→ **Written instruction**: Copy the records below exactly, leaving out every picture.

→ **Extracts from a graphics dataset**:

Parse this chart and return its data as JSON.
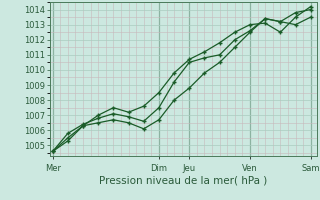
{
  "xlabel": "Pression niveau de la mer( hPa )",
  "bg_color": "#cce8e0",
  "grid_major_color": "#aaccc0",
  "grid_minor_color": "#c8b8bc",
  "line_color": "#1a5c28",
  "day_labels": [
    "Mer",
    "Dim",
    "Jeu",
    "Ven",
    "Sam"
  ],
  "day_positions": [
    0.0,
    3.5,
    4.5,
    6.5,
    8.5
  ],
  "ylim": [
    1004.3,
    1014.5
  ],
  "yticks": [
    1005,
    1006,
    1007,
    1008,
    1009,
    1010,
    1011,
    1012,
    1013,
    1014
  ],
  "xlim": [
    -0.1,
    8.7
  ],
  "series1_x": [
    0.0,
    0.5,
    1.0,
    1.5,
    2.0,
    2.5,
    3.0,
    3.5,
    4.0,
    4.5,
    5.0,
    5.5,
    6.0,
    6.5,
    7.0,
    7.5,
    8.0,
    8.5
  ],
  "series1_y": [
    1004.6,
    1005.3,
    1006.3,
    1006.5,
    1006.7,
    1006.5,
    1006.1,
    1006.7,
    1008.0,
    1008.8,
    1009.8,
    1010.5,
    1011.5,
    1012.5,
    1013.4,
    1013.2,
    1013.0,
    1013.5
  ],
  "series2_x": [
    0.0,
    0.5,
    1.0,
    1.5,
    2.0,
    2.5,
    3.0,
    3.5,
    4.0,
    4.5,
    5.0,
    5.5,
    6.0,
    6.5,
    7.0,
    7.5,
    8.0,
    8.5
  ],
  "series2_y": [
    1004.6,
    1005.8,
    1006.4,
    1006.8,
    1007.1,
    1006.9,
    1006.6,
    1007.5,
    1009.2,
    1010.5,
    1010.8,
    1011.0,
    1012.0,
    1012.6,
    1013.4,
    1013.2,
    1013.8,
    1014.0
  ],
  "series3_x": [
    0.0,
    0.5,
    1.0,
    1.5,
    2.0,
    2.5,
    3.0,
    3.5,
    4.0,
    4.5,
    5.0,
    5.5,
    6.0,
    6.5,
    7.0,
    7.5,
    8.0,
    8.5
  ],
  "series3_y": [
    1004.6,
    1005.5,
    1006.3,
    1007.0,
    1007.5,
    1007.2,
    1007.6,
    1008.5,
    1009.8,
    1010.7,
    1011.2,
    1011.8,
    1012.5,
    1013.0,
    1013.1,
    1012.5,
    1013.5,
    1014.2
  ],
  "vline_positions": [
    0.0,
    3.5,
    4.5,
    6.5,
    8.5
  ],
  "vline_color": "#4a7a5a",
  "marker_size": 3.5,
  "linewidth": 0.9,
  "tick_fontsize": 6,
  "label_fontsize": 7.5
}
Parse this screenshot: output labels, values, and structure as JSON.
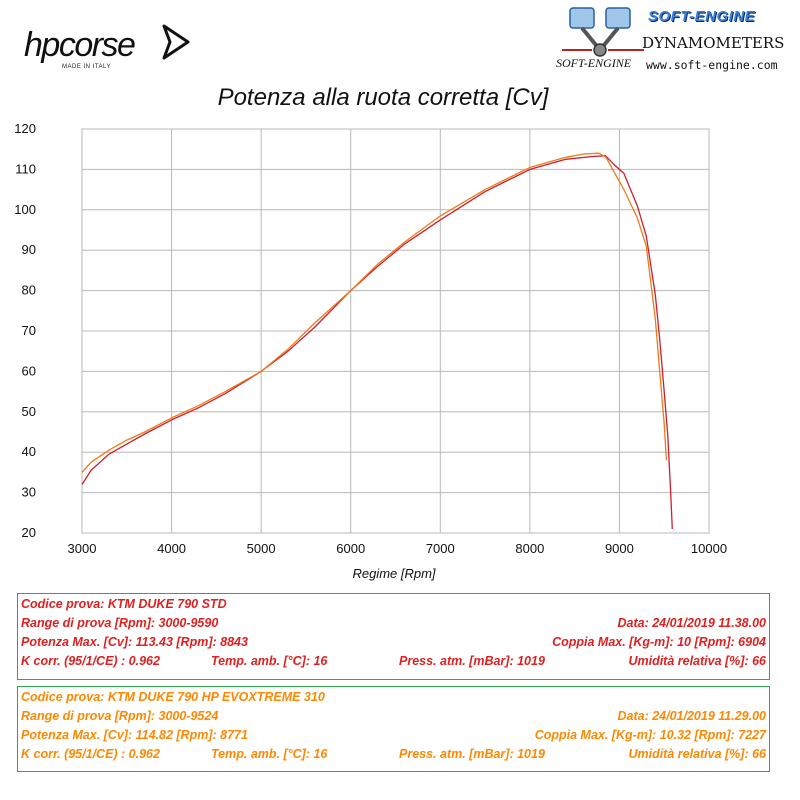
{
  "header": {
    "left_logo": {
      "name": "hpcorse",
      "tagline": "MADE IN ITALY"
    },
    "right_logo": {
      "brand": "SOFT-ENGINE",
      "product": "DYNAMOMETERS",
      "small": "SOFT-ENGINE",
      "url": "www.soft-engine.com"
    }
  },
  "colors": {
    "series1": "#cc1f2e",
    "series2": "#f07a18",
    "box_border": "#2fa94e",
    "box1_text": "#e02020",
    "box2_text": "#ff8800"
  },
  "chart_data": {
    "type": "line",
    "title": "Potenza alla ruota corretta [Cv]",
    "xlabel": "Regime [Rpm]",
    "ylabel": "",
    "xlim": [
      3000,
      10000
    ],
    "ylim": [
      20,
      120
    ],
    "xticks": [
      3000,
      4000,
      5000,
      6000,
      7000,
      8000,
      9000,
      10000
    ],
    "yticks": [
      20,
      30,
      40,
      50,
      60,
      70,
      80,
      90,
      100,
      110,
      120
    ],
    "grid": true,
    "series": [
      {
        "color": "#cc1f2e",
        "x": [
          3000,
          3100,
          3300,
          3500,
          3700,
          4000,
          4300,
          4600,
          5000,
          5300,
          5600,
          6000,
          6300,
          6600,
          7000,
          7500,
          8000,
          8400,
          8700,
          8843,
          8950,
          9050,
          9200,
          9300,
          9400,
          9450,
          9500,
          9540,
          9570,
          9590
        ],
        "y": [
          32,
          35.5,
          39.5,
          42,
          44.5,
          48,
          51,
          54.5,
          60,
          65,
          71,
          80,
          86,
          91.5,
          97.5,
          104.5,
          110,
          112.5,
          113.2,
          113.4,
          111,
          109,
          101,
          93.5,
          79,
          68,
          55,
          44,
          31,
          21
        ]
      },
      {
        "color": "#f07a18",
        "x": [
          3000,
          3100,
          3300,
          3500,
          3700,
          4000,
          4300,
          4600,
          5000,
          5300,
          5600,
          6000,
          6300,
          6600,
          7000,
          7500,
          8000,
          8400,
          8600,
          8771,
          8850,
          8950,
          9050,
          9200,
          9300,
          9400,
          9450,
          9500,
          9524
        ],
        "y": [
          35,
          37.5,
          40.5,
          43,
          45,
          48.5,
          51.5,
          55,
          60,
          65.5,
          72,
          80,
          86.5,
          92,
          98.5,
          105,
          110.5,
          113,
          113.8,
          114.0,
          113,
          109,
          105,
          98,
          91,
          73,
          60,
          47,
          38
        ]
      }
    ]
  },
  "box1": {
    "codice": "Codice prova: KTM DUKE 790  STD",
    "range": "Range di prova [Rpm]: 3000-9590",
    "data": "Data: 24/01/2019  11.38.00",
    "potenza": "Potenza Max. [Cv]: 113.43  [Rpm]: 8843",
    "coppia": "Coppia Max. [Kg-m]: 10  [Rpm]: 6904",
    "kcorr": "K corr. (95/1/CE) : 0.962",
    "temp": "Temp. amb. [°C]: 16",
    "press": "Press. atm. [mBar]: 1019",
    "umid": "Umidità relativa [%]: 66"
  },
  "box2": {
    "codice": "Codice prova: KTM DUKE 790 HP  EVOXTREME 310",
    "range": "Range di prova [Rpm]: 3000-9524",
    "data": "Data: 24/01/2019  11.29.00",
    "potenza": "Potenza Max. [Cv]: 114.82  [Rpm]: 8771",
    "coppia": "Coppia Max. [Kg-m]: 10.32  [Rpm]: 7227",
    "kcorr": "K corr. (95/1/CE) : 0.962",
    "temp": "Temp. amb. [°C]: 16",
    "press": "Press. atm. [mBar]: 1019",
    "umid": "Umidità relativa [%]: 66"
  }
}
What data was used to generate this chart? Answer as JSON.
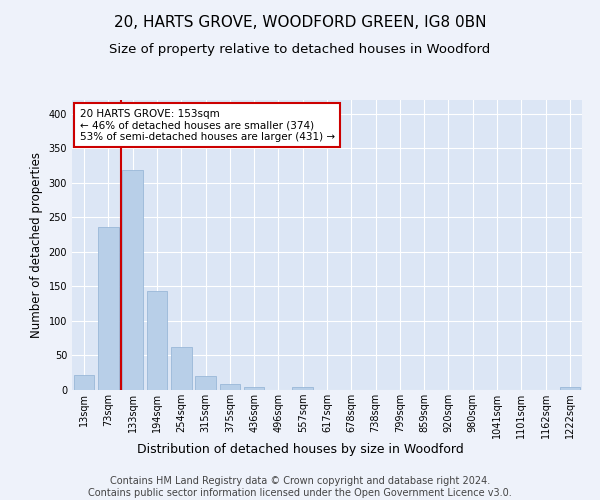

→ **Result for this task**:
Parse this chart and return its data as JSON.
{
  "xlabel": "Pression niveau de la mer( hPa )",
  "bg_color": "#cce8e0",
  "grid_major_color": "#aaccc0",
  "grid_minor_color": "#c8b8bc",
  "line_color": "#1a5c28",
  "day_labels": [
    "Mer",
    "Dim",
    "Jeu",
    "Ven",
    "Sam"
  ],
  "day_positions": [
    0.0,
    3.5,
    4.5,
    6.5,
    8.5
  ],
  "ylim": [
    1004.3,
    1014.5
  ],
  "yticks": [
    1005,
    1006,
    1007,
    1008,
    1009,
    1010,
    1011,
    1012,
    1013,
    1014
  ],
  "xlim": [
    -0.1,
    8.7
  ],
  "series1_x": [
    0.0,
    0.5,
    1.0,
    1.5,
    2.0,
    2.5,
    3.0,
    3.5,
    4.0,
    4.5,
    5.0,
    5.5,
    6.0,
    6.5,
    7.0,
    7.5,
    8.0,
    8.5
  ],
  "series1_y": [
    1004.6,
    1005.3,
    1006.3,
    1006.5,
    1006.7,
    1006.5,
    1006.1,
    1006.7,
    1008.0,
    1008.8,
    1009.8,
    1010.5,
    1011.5,
    1012.5,
    1013.4,
    1013.2,
    1013.0,
    1013.5
  ],
  "series2_x": [
    0.0,
    0.5,
    1.0,
    1.5,
    2.0,
    2.5,
    3.0,
    3.5,
    4.0,
    4.5,
    5.0,
    5.5,
    6.0,
    6.5,
    7.0,
    7.5,
    8.0,
    8.5
  ],
  "series2_y": [
    1004.6,
    1005.8,
    1006.4,
    1006.8,
    1007.1,
    1006.9,
    1006.6,
    1007.5,
    1009.2,
    1010.5,
    1010.8,
    1011.0,
    1012.0,
    1012.6,
    1013.4,
    1013.2,
    1013.8,
    1014.0
  ],
  "series3_x": [
    0.0,
    0.5,
    1.0,
    1.5,
    2.0,
    2.5,
    3.0,
    3.5,
    4.0,
    4.5,
    5.0,
    5.5,
    6.0,
    6.5,
    7.0,
    7.5,
    8.0,
    8.5
  ],
  "series3_y": [
    1004.6,
    1005.5,
    1006.3,
    1007.0,
    1007.5,
    1007.2,
    1007.6,
    1008.5,
    1009.8,
    1010.7,
    1011.2,
    1011.8,
    1012.5,
    1013.0,
    1013.1,
    1012.5,
    1013.5,
    1014.2
  ],
  "vline_positions": [
    0.0,
    3.5,
    4.5,
    6.5,
    8.5
  ],
  "vline_color": "#4a7a5a",
  "marker_size": 3.5,
  "linewidth": 0.9,
  "tick_fontsize": 6,
  "label_fontsize": 7.5
}
Parse this screenshot: output labels, values, and structure as JSON.
{
  "header": {
    "left_logo": {
      "name": "hpcorse",
      "tagline": "MADE IN ITALY"
    },
    "right_logo": {
      "brand": "SOFT-ENGINE",
      "product": "DYNAMOMETERS",
      "small": "SOFT-ENGINE",
      "url": "www.soft-engine.com"
    }
  },
  "colors": {
    "series1": "#cc1f2e",
    "series2": "#f07a18",
    "box_border": "#2fa94e",
    "box1_text": "#e02020",
    "box2_text": "#ff8800"
  },
  "chart_data": {
    "type": "line",
    "title": "Potenza alla ruota corretta [Cv]",
    "xlabel": "Regime [Rpm]",
    "ylabel": "",
    "xlim": [
      3000,
      10000
    ],
    "ylim": [
      20,
      120
    ],
    "xticks": [
      3000,
      4000,
      5000,
      6000,
      7000,
      8000,
      9000,
      10000
    ],
    "yticks": [
      20,
      30,
      40,
      50,
      60,
      70,
      80,
      90,
      100,
      110,
      120
    ],
    "grid": true,
    "series": [
      {
        "color": "#cc1f2e",
        "x": [
          3000,
          3100,
          3300,
          3500,
          3700,
          4000,
          4300,
          4600,
          5000,
          5300,
          5600,
          6000,
          6300,
          6600,
          7000,
          7500,
          8000,
          8400,
          8700,
          8843,
          8950,
          9050,
          9200,
          9300,
          9400,
          9450,
          9500,
          9540,
          9570,
          9590
        ],
        "y": [
          32,
          35.5,
          39.5,
          42,
          44.5,
          48,
          51,
          54.5,
          60,
          65,
          71,
          80,
          86,
          91.5,
          97.5,
          104.5,
          110,
          112.5,
          113.2,
          113.4,
          111,
          109,
          101,
          93.5,
          79,
          68,
          55,
          44,
          31,
          21
        ]
      },
      {
        "color": "#f07a18",
        "x": [
          3000,
          3100,
          3300,
          3500,
          3700,
          4000,
          4300,
          4600,
          5000,
          5300,
          5600,
          6000,
          6300,
          6600,
          7000,
          7500,
          8000,
          8400,
          8600,
          8771,
          8850,
          8950,
          9050,
          9200,
          9300,
          9400,
          9450,
          9500,
          9524
        ],
        "y": [
          35,
          37.5,
          40.5,
          43,
          45,
          48.5,
          51.5,
          55,
          60,
          65.5,
          72,
          80,
          86.5,
          92,
          98.5,
          105,
          110.5,
          113,
          113.8,
          114.0,
          113,
          109,
          105,
          98,
          91,
          73,
          60,
          47,
          38
        ]
      }
    ]
  },
  "box1": {
    "codice": "Codice prova: KTM DUKE 790  STD",
    "range": "Range di prova [Rpm]: 3000-9590",
    "data": "Data: 24/01/2019  11.38.00",
    "potenza": "Potenza Max. [Cv]: 113.43  [Rpm]: 8843",
    "coppia": "Coppia Max. [Kg-m]: 10  [Rpm]: 6904",
    "kcorr": "K corr. (95/1/CE) : 0.962",
    "temp": "Temp. amb. [°C]: 16",
    "press": "Press. atm. [mBar]: 1019",
    "umid": "Umidità relativa [%]: 66"
  },
  "box2": {
    "codice": "Codice prova: KTM DUKE 790 HP  EVOXTREME 310",
    "range": "Range di prova [Rpm]: 3000-9524",
    "data": "Data: 24/01/2019  11.29.00",
    "potenza": "Potenza Max. [Cv]: 114.82  [Rpm]: 8771",
    "coppia": "Coppia Max. [Kg-m]: 10.32  [Rpm]: 7227",
    "kcorr": "K corr. (95/1/CE) : 0.962",
    "temp": "Temp. amb. [°C]: 16",
    "press": "Press. atm. [mBar]: 1019",
    "umid": "Umidità relativa [%]: 66"
  }
}
What data was used to generate this chart? Answer as JSON.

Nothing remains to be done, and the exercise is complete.